DIRECTIVE ->
Take all the material and copy it exactly.

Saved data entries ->
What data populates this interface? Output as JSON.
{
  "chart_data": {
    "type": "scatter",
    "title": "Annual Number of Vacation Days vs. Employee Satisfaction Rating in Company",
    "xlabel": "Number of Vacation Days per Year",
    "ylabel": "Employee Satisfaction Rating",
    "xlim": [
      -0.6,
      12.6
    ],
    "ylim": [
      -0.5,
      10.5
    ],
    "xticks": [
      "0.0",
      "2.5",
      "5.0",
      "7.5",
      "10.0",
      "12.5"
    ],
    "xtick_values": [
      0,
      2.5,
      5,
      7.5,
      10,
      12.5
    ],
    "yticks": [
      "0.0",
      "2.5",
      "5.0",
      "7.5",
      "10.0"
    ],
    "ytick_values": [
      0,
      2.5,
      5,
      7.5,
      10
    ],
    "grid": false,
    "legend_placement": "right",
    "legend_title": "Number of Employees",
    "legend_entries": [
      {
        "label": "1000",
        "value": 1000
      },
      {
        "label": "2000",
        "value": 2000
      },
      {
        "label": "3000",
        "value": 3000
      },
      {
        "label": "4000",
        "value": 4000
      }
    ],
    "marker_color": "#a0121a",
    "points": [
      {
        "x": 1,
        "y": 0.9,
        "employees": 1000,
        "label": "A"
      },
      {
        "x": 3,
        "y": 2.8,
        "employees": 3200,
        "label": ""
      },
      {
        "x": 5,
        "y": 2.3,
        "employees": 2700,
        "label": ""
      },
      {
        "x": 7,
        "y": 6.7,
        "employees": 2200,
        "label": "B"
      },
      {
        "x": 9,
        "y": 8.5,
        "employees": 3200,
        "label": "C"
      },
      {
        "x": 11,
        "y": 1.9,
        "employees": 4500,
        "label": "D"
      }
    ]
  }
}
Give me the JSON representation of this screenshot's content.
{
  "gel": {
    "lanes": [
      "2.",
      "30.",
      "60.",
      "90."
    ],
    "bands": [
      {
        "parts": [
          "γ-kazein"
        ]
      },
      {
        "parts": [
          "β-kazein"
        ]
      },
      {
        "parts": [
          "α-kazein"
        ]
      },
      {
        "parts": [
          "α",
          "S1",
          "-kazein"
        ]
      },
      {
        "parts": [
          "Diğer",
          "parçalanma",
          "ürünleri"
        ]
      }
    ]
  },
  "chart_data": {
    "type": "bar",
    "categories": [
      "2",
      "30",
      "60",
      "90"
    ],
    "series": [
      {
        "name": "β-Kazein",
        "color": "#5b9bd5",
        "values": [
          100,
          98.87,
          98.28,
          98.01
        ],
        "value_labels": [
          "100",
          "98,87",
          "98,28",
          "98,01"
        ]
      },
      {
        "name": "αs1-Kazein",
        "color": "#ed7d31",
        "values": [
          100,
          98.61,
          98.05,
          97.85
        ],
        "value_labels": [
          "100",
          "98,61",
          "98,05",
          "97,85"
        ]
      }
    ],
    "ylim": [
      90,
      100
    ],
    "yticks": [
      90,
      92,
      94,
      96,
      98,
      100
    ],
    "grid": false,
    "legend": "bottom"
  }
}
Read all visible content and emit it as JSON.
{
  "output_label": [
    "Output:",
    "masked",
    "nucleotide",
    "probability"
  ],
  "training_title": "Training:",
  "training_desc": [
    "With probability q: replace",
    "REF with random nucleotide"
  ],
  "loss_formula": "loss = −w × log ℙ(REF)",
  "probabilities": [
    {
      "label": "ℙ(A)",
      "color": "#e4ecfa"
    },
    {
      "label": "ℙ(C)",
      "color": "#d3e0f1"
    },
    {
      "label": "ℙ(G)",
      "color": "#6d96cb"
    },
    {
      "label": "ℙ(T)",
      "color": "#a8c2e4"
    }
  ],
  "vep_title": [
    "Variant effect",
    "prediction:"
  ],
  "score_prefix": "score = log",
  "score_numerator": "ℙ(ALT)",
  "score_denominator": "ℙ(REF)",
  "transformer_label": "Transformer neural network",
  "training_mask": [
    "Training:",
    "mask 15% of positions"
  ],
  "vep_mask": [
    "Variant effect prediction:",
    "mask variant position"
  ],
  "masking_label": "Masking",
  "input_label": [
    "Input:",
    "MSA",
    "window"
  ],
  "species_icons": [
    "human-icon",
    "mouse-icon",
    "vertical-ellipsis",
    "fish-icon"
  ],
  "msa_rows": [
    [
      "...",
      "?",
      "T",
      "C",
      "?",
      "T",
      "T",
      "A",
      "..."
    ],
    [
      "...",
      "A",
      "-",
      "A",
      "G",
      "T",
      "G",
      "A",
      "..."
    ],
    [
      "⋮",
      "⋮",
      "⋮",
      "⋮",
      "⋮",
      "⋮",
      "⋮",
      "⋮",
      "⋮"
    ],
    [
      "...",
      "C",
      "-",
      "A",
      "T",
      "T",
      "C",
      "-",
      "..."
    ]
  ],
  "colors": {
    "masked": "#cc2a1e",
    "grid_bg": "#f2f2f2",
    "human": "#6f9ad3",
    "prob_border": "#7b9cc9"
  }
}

EXERCISE RESPONSE ->
What data populates this interface? Output as JSON.
{
  "chart_data": {
    "type": "scatter",
    "title": "Annual Number of Vacation Days vs. Employee Satisfaction Rating in Company",
    "xlabel": "Number of Vacation Days per Year",
    "ylabel": "Employee Satisfaction Rating",
    "xlim": [
      -0.6,
      12.6
    ],
    "ylim": [
      -0.5,
      10.5
    ],
    "xticks": [
      "0.0",
      "2.5",
      "5.0",
      "7.5",
      "10.0",
      "12.5"
    ],
    "xtick_values": [
      0,
      2.5,
      5,
      7.5,
      10,
      12.5
    ],
    "yticks": [
      "0.0",
      "2.5",
      "5.0",
      "7.5",
      "10.0"
    ],
    "ytick_values": [
      0,
      2.5,
      5,
      7.5,
      10
    ],
    "grid": false,
    "legend_placement": "right",
    "legend_title": "Number of Employees",
    "legend_entries": [
      {
        "label": "1000",
        "value": 1000
      },
      {
        "label": "2000",
        "value": 2000
      },
      {
        "label": "3000",
        "value": 3000
      },
      {
        "label": "4000",
        "value": 4000
      }
    ],
    "marker_color": "#a0121a",
    "points": [
      {
        "x": 1,
        "y": 0.9,
        "employees": 1000,
        "label": "A"
      },
      {
        "x": 3,
        "y": 2.8,
        "employees": 3200,
        "label": ""
      },
      {
        "x": 5,
        "y": 2.3,
        "employees": 2700,
        "label": ""
      },
      {
        "x": 7,
        "y": 6.7,
        "employees": 2200,
        "label": "B"
      },
      {
        "x": 9,
        "y": 8.5,
        "employees": 3200,
        "label": "C"
      },
      {
        "x": 11,
        "y": 1.9,
        "employees": 4500,
        "label": "D"
      }
    ]
  }
}
Give me the JSON representation of this screenshot's content.
{
  "gel": {
    "lanes": [
      "2.",
      "30.",
      "60.",
      "90."
    ],
    "bands": [
      {
        "parts": [
          "γ-kazein"
        ]
      },
      {
        "parts": [
          "β-kazein"
        ]
      },
      {
        "parts": [
          "α-kazein"
        ]
      },
      {
        "parts": [
          "α",
          "S1",
          "-kazein"
        ]
      },
      {
        "parts": [
          "Diğer",
          "parçalanma",
          "ürünleri"
        ]
      }
    ]
  },
  "chart_data": {
    "type": "bar",
    "categories": [
      "2",
      "30",
      "60",
      "90"
    ],
    "series": [
      {
        "name": "β-Kazein",
        "color": "#5b9bd5",
        "values": [
          100,
          98.87,
          98.28,
          98.01
        ],
        "value_labels": [
          "100",
          "98,87",
          "98,28",
          "98,01"
        ]
      },
      {
        "name": "αs1-Kazein",
        "color": "#ed7d31",
        "values": [
          100,
          98.61,
          98.05,
          97.85
        ],
        "value_labels": [
          "100",
          "98,61",
          "98,05",
          "97,85"
        ]
      }
    ],
    "ylim": [
      90,
      100
    ],
    "yticks": [
      90,
      92,
      94,
      96,
      98,
      100
    ],
    "grid": false,
    "legend": "bottom"
  }
}
Read all visible content and emit it as JSON.
{
  "output_label": [
    "Output:",
    "masked",
    "nucleotide",
    "probability"
  ],
  "training_title": "Training:",
  "training_desc": [
    "With probability q: replace",
    "REF with random nucleotide"
  ],
  "loss_formula": "loss = −w × log ℙ(REF)",
  "probabilities": [
    {
      "label": "ℙ(A)",
      "color": "#e4ecfa"
    },
    {
      "label": "ℙ(C)",
      "color": "#d3e0f1"
    },
    {
      "label": "ℙ(G)",
      "color": "#6d96cb"
    },
    {
      "label": "ℙ(T)",
      "color": "#a8c2e4"
    }
  ],
  "vep_title": [
    "Variant effect",
    "prediction:"
  ],
  "score_prefix": "score = log",
  "score_numerator": "ℙ(ALT)",
  "score_denominator": "ℙ(REF)",
  "transformer_label": "Transformer neural network",
  "training_mask": [
    "Training:",
    "mask 15% of positions"
  ],
  "vep_mask": [
    "Variant effect prediction:",
    "mask variant position"
  ],
  "masking_label": "Masking",
  "input_label": [
    "Input:",
    "MSA",
    "window"
  ],
  "species_icons": [
    "human-icon",
    "mouse-icon",
    "vertical-ellipsis",
    "fish-icon"
  ],
  "msa_rows": [
    [
      "...",
      "?",
      "T",
      "C",
      "?",
      "T",
      "T",
      "A",
      "..."
    ],
    [
      "...",
      "A",
      "-",
      "A",
      "G",
      "T",
      "G",
      "A",
      "..."
    ],
    [
      "⋮",
      "⋮",
      "⋮",
      "⋮",
      "⋮",
      "⋮",
      "⋮",
      "⋮",
      "⋮"
    ],
    [
      "...",
      "C",
      "-",
      "A",
      "T",
      "T",
      "C",
      "-",
      "..."
    ]
  ],
  "colors": {
    "masked": "#cc2a1e",
    "grid_bg": "#f2f2f2",
    "human": "#6f9ad3",
    "prob_border": "#7b9cc9"
  }
}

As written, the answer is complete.